----- Records shown

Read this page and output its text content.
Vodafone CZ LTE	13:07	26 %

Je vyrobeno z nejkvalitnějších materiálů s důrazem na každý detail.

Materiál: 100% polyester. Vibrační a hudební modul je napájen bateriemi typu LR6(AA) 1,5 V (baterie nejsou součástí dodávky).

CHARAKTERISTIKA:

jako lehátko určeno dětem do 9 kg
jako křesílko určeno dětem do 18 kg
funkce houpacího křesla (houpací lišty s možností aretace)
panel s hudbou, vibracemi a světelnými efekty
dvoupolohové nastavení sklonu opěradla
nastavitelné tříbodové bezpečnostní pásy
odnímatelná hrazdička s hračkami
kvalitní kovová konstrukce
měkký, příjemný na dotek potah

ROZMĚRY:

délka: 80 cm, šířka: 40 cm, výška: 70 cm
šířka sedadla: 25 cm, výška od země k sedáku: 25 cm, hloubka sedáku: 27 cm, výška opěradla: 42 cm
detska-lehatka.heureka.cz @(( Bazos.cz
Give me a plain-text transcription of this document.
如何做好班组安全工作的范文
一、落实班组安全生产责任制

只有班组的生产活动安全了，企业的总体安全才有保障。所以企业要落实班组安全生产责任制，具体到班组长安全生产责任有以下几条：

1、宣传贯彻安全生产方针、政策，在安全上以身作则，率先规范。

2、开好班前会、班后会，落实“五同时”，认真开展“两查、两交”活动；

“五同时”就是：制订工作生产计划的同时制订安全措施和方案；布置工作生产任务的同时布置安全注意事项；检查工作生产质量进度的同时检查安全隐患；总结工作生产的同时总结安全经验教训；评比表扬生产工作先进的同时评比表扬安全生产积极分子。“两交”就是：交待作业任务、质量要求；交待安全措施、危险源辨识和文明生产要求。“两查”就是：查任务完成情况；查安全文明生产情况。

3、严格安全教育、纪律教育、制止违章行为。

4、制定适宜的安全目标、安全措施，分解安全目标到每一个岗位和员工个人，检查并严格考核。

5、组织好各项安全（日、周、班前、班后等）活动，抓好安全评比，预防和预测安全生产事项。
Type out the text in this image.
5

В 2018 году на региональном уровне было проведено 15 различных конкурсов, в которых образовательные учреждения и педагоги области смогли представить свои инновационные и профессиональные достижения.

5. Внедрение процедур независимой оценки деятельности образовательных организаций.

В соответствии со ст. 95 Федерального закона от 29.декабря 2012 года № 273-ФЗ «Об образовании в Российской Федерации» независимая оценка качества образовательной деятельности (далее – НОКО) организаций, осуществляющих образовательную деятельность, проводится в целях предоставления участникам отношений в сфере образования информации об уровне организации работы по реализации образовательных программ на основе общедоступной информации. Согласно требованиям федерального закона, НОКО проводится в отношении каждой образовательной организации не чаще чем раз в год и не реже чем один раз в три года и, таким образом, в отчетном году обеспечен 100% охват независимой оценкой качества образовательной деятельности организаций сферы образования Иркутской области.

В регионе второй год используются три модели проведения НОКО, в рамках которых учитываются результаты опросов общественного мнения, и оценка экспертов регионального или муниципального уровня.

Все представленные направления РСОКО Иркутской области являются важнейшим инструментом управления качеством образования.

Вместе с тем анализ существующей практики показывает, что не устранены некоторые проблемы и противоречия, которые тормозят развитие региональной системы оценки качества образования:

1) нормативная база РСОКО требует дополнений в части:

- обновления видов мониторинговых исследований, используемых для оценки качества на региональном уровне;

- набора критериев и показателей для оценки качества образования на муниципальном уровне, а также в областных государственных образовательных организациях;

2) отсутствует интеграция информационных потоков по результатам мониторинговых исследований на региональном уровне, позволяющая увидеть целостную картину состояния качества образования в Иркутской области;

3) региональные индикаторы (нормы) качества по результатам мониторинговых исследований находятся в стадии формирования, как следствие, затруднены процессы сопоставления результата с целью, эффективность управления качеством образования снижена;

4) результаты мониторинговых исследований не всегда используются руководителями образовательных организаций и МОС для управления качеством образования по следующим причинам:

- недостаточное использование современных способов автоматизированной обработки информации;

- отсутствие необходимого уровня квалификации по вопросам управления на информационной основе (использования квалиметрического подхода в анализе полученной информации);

----------

Print every record exactly as it was given.

Answer for the task>
Read this page and output its text content.
Vodafone CZ LTE	13:07	26 %

Je vyrobeno z nejkvalitnějších materiálů s důrazem na každý detail.

Materiál: 100% polyester. Vibrační a hudební modul je napájen bateriemi typu LR6(AA) 1,5 V (baterie nejsou součástí dodávky).

CHARAKTERISTIKA:

jako lehátko určeno dětem do 9 kg
jako křesílko určeno dětem do 18 kg
funkce houpacího křesla (houpací lišty s možností aretace)
panel s hudbou, vibracemi a světelnými efekty
dvoupolohové nastavení sklonu opěradla
nastavitelné tříbodové bezpečnostní pásy
odnímatelná hrazdička s hračkami
kvalitní kovová konstrukce
měkký, příjemný na dotek potah

ROZMĚRY:

délka: 80 cm, šířka: 40 cm, výška: 70 cm
šířka sedadla: 25 cm, výška od země k sedáku: 25 cm, hloubka sedáku: 27 cm, výška opěradla: 42 cm
detska-lehatka.heureka.cz @(( Bazos.cz
Give me a plain-text transcription of this document.
如何做好班组安全工作的范文
一、落实班组安全生产责任制

只有班组的生产活动安全了，企业的总体安全才有保障。所以企业要落实班组安全生产责任制，具体到班组长安全生产责任有以下几条：

1、宣传贯彻安全生产方针、政策，在安全上以身作则，率先规范。

2、开好班前会、班后会，落实“五同时”，认真开展“两查、两交”活动；

“五同时”就是：制订工作生产计划的同时制订安全措施和方案；布置工作生产任务的同时布置安全注意事项；检查工作生产质量进度的同时检查安全隐患；总结工作生产的同时总结安全经验教训；评比表扬生产工作先进的同时评比表扬安全生产积极分子。“两交”就是：交待作业任务、质量要求；交待安全措施、危险源辨识和文明生产要求。“两查”就是：查任务完成情况；查安全文明生产情况。

3、严格安全教育、纪律教育、制止违章行为。

4、制定适宜的安全目标、安全措施，分解安全目标到每一个岗位和员工个人，检查并严格考核。

5、组织好各项安全（日、周、班前、班后等）活动，抓好安全评比，预防和预测安全生产事项。
Type out the text in this image.
5

В 2018 году на региональном уровне было проведено 15 различных конкурсов, в которых образовательные учреждения и педагоги области смогли представить свои инновационные и профессиональные достижения.

5. Внедрение процедур независимой оценки деятельности образовательных организаций.

В соответствии со ст. 95 Федерального закона от 29.декабря 2012 года № 273-ФЗ «Об образовании в Российской Федерации» независимая оценка качества образовательной деятельности (далее – НОКО) организаций, осуществляющих образовательную деятельность, проводится в целях предоставления участникам отношений в сфере образования информации об уровне организации работы по реализации образовательных программ на основе общедоступной информации. Согласно требованиям федерального закона, НОКО проводится в отношении каждой образовательной организации не чаще чем раз в год и не реже чем один раз в три года и, таким образом, в отчетном году обеспечен 100% охват независимой оценкой качества образовательной деятельности организаций сферы образования Иркутской области.

В регионе второй год используются три модели проведения НОКО, в рамках которых учитываются результаты опросов общественного мнения, и оценка экспертов регионального или муниципального уровня.

Все представленные направления РСОКО Иркутской области являются важнейшим инструментом управления качеством образования.

Вместе с тем анализ существующей практики показывает, что не устранены некоторые проблемы и противоречия, которые тормозят развитие региональной системы оценки качества образования:

1) нормативная база РСОКО требует дополнений в части:

- обновления видов мониторинговых исследований, используемых для оценки качества на региональном уровне;

- набора критериев и показателей для оценки качества образования на муниципальном уровне, а также в областных государственных образовательных организациях;

2) отсутствует интеграция информационных потоков по результатам мониторинговых исследований на региональном уровне, позволяющая увидеть целостную картину состояния качества образования в Иркутской области;

3) региональные индикаторы (нормы) качества по результатам мониторинговых исследований находятся в стадии формирования, как следствие, затруднены процессы сопоставления результата с целью, эффективность управления качеством образования снижена;

4) результаты мониторинговых исследований не всегда используются руководителями образовательных организаций и МОС для управления качеством образования по следующим причинам:

- недостаточное использование современных способов автоматизированной обработки информации;

- отсутствие необходимого уровня квалификации по вопросам управления на информационной основе (использования квалиметрического подхода в анализе полученной информации);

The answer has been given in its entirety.